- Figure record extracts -
* Begin *

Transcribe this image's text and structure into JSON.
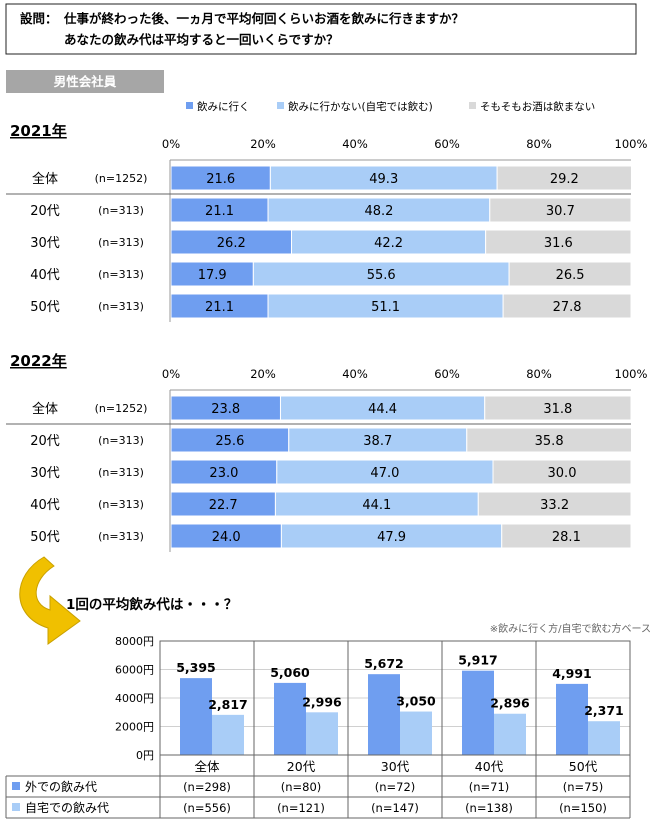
{
  "question": {
    "label": "設問：",
    "line1": "仕事が終わった後、一ヵ月で平均何回くらいお酒を飲みに行きますか？",
    "line2": "あなたの飲み代は平均すると一回いくらですか？"
  },
  "section_label": "男性会社員",
  "legend": [
    "飲みに行く",
    "飲みに行かない(自宅では飲む)",
    "そもそもお酒は飲まない"
  ],
  "colors": {
    "go": "#6f9ef0",
    "home": "#a9cdf7",
    "none": "#d9d9d9",
    "section_bg": "#a6a6a6",
    "arrow": "#f0c000"
  },
  "chart_data": [
    {
      "type": "bar",
      "stacked": true,
      "orientation": "horizontal",
      "title": "2021年",
      "xticks": [
        "0%",
        "20%",
        "40%",
        "60%",
        "80%",
        "100%"
      ],
      "xlim": [
        0,
        100
      ],
      "categories": [
        "全体",
        "20代",
        "30代",
        "40代",
        "50代"
      ],
      "n": [
        "(n=1252)",
        "(n=313)",
        "(n=313)",
        "(n=313)",
        "(n=313)"
      ],
      "series": [
        {
          "name": "飲みに行く",
          "values": [
            "21.6",
            "21.1",
            "26.2",
            "17.9",
            "21.1"
          ]
        },
        {
          "name": "飲みに行かない(自宅では飲む)",
          "values": [
            "49.3",
            "48.2",
            "42.2",
            "55.6",
            "51.1"
          ]
        },
        {
          "name": "そもそもお酒は飲まない",
          "values": [
            "29.2",
            "30.7",
            "31.6",
            "26.5",
            "27.8"
          ]
        }
      ]
    },
    {
      "type": "bar",
      "stacked": true,
      "orientation": "horizontal",
      "title": "2022年",
      "xticks": [
        "0%",
        "20%",
        "40%",
        "60%",
        "80%",
        "100%"
      ],
      "xlim": [
        0,
        100
      ],
      "categories": [
        "全体",
        "20代",
        "30代",
        "40代",
        "50代"
      ],
      "n": [
        "(n=1252)",
        "(n=313)",
        "(n=313)",
        "(n=313)",
        "(n=313)"
      ],
      "series": [
        {
          "name": "飲みに行く",
          "values": [
            "23.8",
            "25.6",
            "23.0",
            "22.7",
            "24.0"
          ]
        },
        {
          "name": "飲みに行かない(自宅では飲む)",
          "values": [
            "44.4",
            "38.7",
            "47.0",
            "44.1",
            "47.9"
          ]
        },
        {
          "name": "そもそもお酒は飲まない",
          "values": [
            "31.8",
            "35.8",
            "30.0",
            "33.2",
            "28.1"
          ]
        }
      ]
    },
    {
      "type": "bar",
      "title": "1回の平均飲み代は・・・？",
      "note": "※飲みに行く方/自宅で飲む方ベース",
      "yticks": [
        "0円",
        "2000円",
        "4000円",
        "6000円",
        "8000円"
      ],
      "ylim": [
        0,
        8000
      ],
      "categories": [
        "全体",
        "20代",
        "30代",
        "40代",
        "50代"
      ],
      "series": [
        {
          "name": "外での飲み代",
          "values": [
            5395,
            5060,
            5672,
            5917,
            4991
          ],
          "labels": [
            "5,395",
            "5,060",
            "5,672",
            "5,917",
            "4,991"
          ],
          "n": [
            "(n=298)",
            "(n=80)",
            "(n=72)",
            "(n=71)",
            "(n=75)"
          ]
        },
        {
          "name": "自宅での飲み代",
          "values": [
            2817,
            2996,
            3050,
            2896,
            2371
          ],
          "labels": [
            "2,817",
            "2,996",
            "3,050",
            "2,896",
            "2,371"
          ],
          "n": [
            "(n=556)",
            "(n=121)",
            "(n=147)",
            "(n=138)",
            "(n=150)"
          ]
        }
      ]
    }
  ]
}
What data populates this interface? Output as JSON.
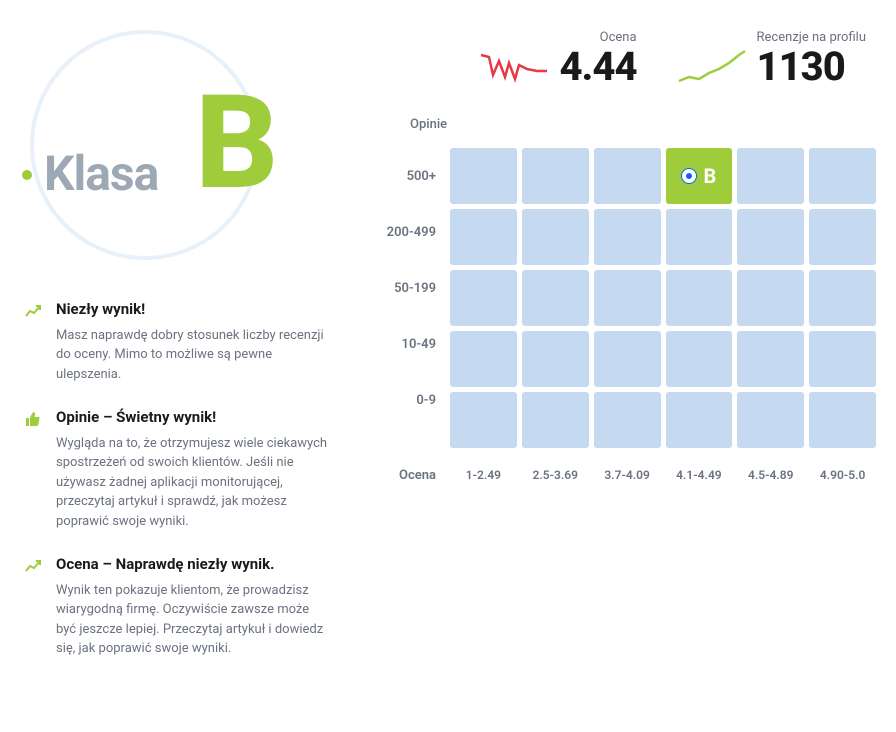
{
  "badge": {
    "label": "Klasa",
    "grade": "B",
    "accent_color": "#9ecc3b",
    "label_color": "#9ca8b4",
    "circle_border": "#e8f0fa"
  },
  "metrics": {
    "score": {
      "label": "Ocena",
      "value": "4.44",
      "spark_color": "#e63946",
      "trend": "down"
    },
    "reviews": {
      "label": "Recenzje na profilu",
      "value": "1130",
      "spark_color": "#9ecc3b",
      "trend": "up"
    }
  },
  "tips": [
    {
      "icon": "trend-up",
      "title": "Niezły wynik!",
      "body": "Masz naprawdę dobry stosunek liczby recenzji do oceny. Mimo to możliwe są pewne ulepszenia."
    },
    {
      "icon": "thumb-up",
      "title": "Opinie – Świetny wynik!",
      "body": "Wygląda na to, że otrzymujesz wiele ciekawych spostrzeżeń od swoich klientów. Jeśli nie używasz żadnej aplikacji monitorującej, przeczytaj artykuł i sprawdź, jak możesz poprawić swoje wyniki."
    },
    {
      "icon": "trend-up",
      "title": "Ocena – Naprawdę niezły wynik.",
      "body": "Wynik ten pokazuje klientom, że prowadzisz wiarygodną firmę. Oczywiście zawsze może być jeszcze lepiej. Przeczytaj artykuł i dowiedz się, jak poprawić swoje wyniki."
    }
  ],
  "matrix": {
    "y_axis_title": "Opinie",
    "x_axis_title": "Ocena",
    "rows": [
      "500+",
      "200-499",
      "50-199",
      "10-49",
      "0-9"
    ],
    "cols": [
      "1-2.49",
      "2.5-3.69",
      "3.7-4.09",
      "4.1-4.49",
      "4.5-4.89",
      "4.90-5.0"
    ],
    "cell_color": "#c5d9f0",
    "active_cell_color": "#9ecc3b",
    "active": {
      "row": 0,
      "col": 3,
      "letter": "B",
      "marker_color": "#0b5fff"
    }
  }
}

* End *

Determine the number of lines where the string "poprawić" occurs, and give that number only.

- Answer for the task -
2